Problem details:
Copy every line with the string "this" in it.

(Figure dataset records)
—————

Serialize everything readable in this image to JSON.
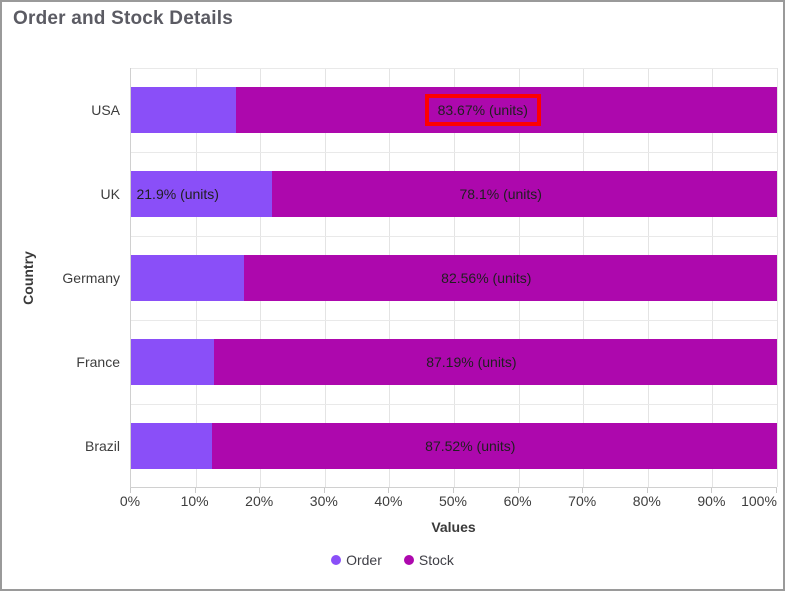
{
  "window": {
    "title": "Order and Stock Details"
  },
  "chart_data": {
    "type": "bar",
    "orientation": "horizontal",
    "stacked": true,
    "stacked_100_percent": true,
    "title": "Order and Stock Details",
    "xlabel": "Values",
    "ylabel": "Country",
    "categories": [
      "USA",
      "UK",
      "Germany",
      "France",
      "Brazil"
    ],
    "series": [
      {
        "name": "Order",
        "color": "#8a4ff8",
        "values": [
          16.33,
          21.9,
          17.44,
          12.81,
          12.48
        ],
        "labels": [
          "",
          "21.9% (units)",
          "",
          "",
          ""
        ]
      },
      {
        "name": "Stock",
        "color": "#ad08ad",
        "values": [
          83.67,
          78.1,
          82.56,
          87.19,
          87.52
        ],
        "labels": [
          "83.67% (units)",
          "78.1% (units)",
          "82.56% (units)",
          "87.19% (units)",
          "87.52% (units)"
        ]
      }
    ],
    "x_ticks": [
      "0%",
      "10%",
      "20%",
      "30%",
      "40%",
      "50%",
      "60%",
      "70%",
      "80%",
      "90%",
      "100%"
    ],
    "xlim": [
      0,
      100
    ],
    "grid": true,
    "legend_position": "bottom",
    "legend": [
      "Order",
      "Stock"
    ]
  },
  "annotation": {
    "type": "highlight_box",
    "category": "USA",
    "series": "Stock",
    "text_in_box": "83.67% (units)",
    "color": "#fe0000"
  },
  "colors": {
    "order_series": "#8a4ff8",
    "stock_series": "#ad08ad",
    "highlight_red": "#fe0000",
    "title_text": "#5b5b63",
    "axis_text": "#3d3d3d",
    "gridline": "#e4e4e4"
  }
}
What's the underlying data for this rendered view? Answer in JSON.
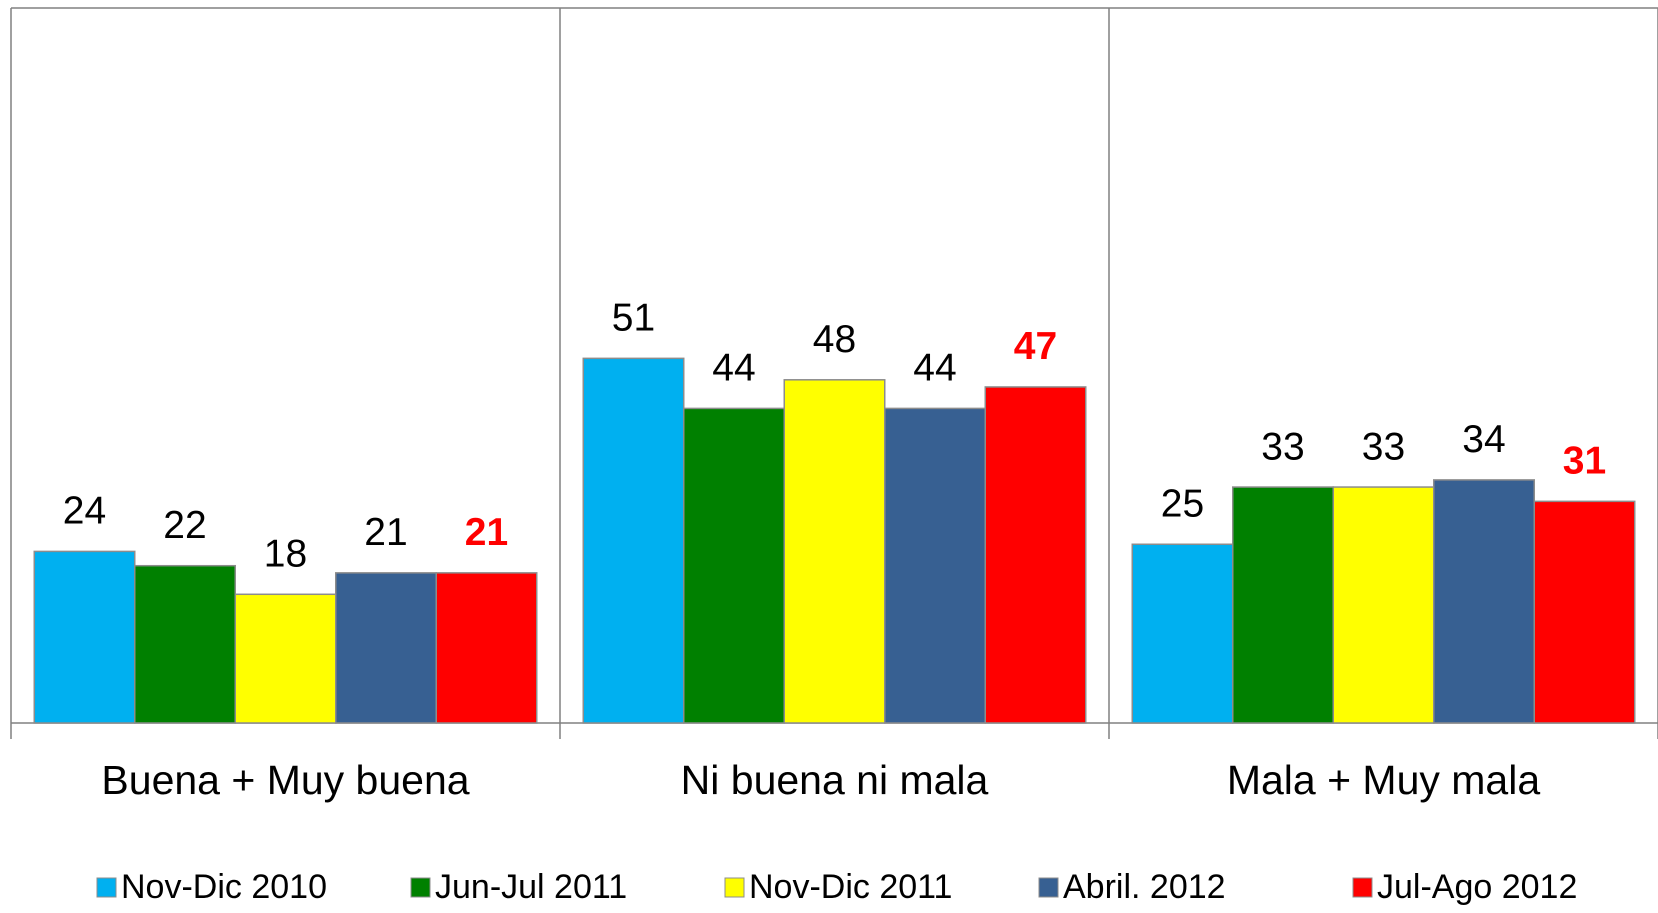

—————

Exercise solution:
Serialize everything readable in this image to JSON.
What's the underlying data for this rendered view? Answer in JSON.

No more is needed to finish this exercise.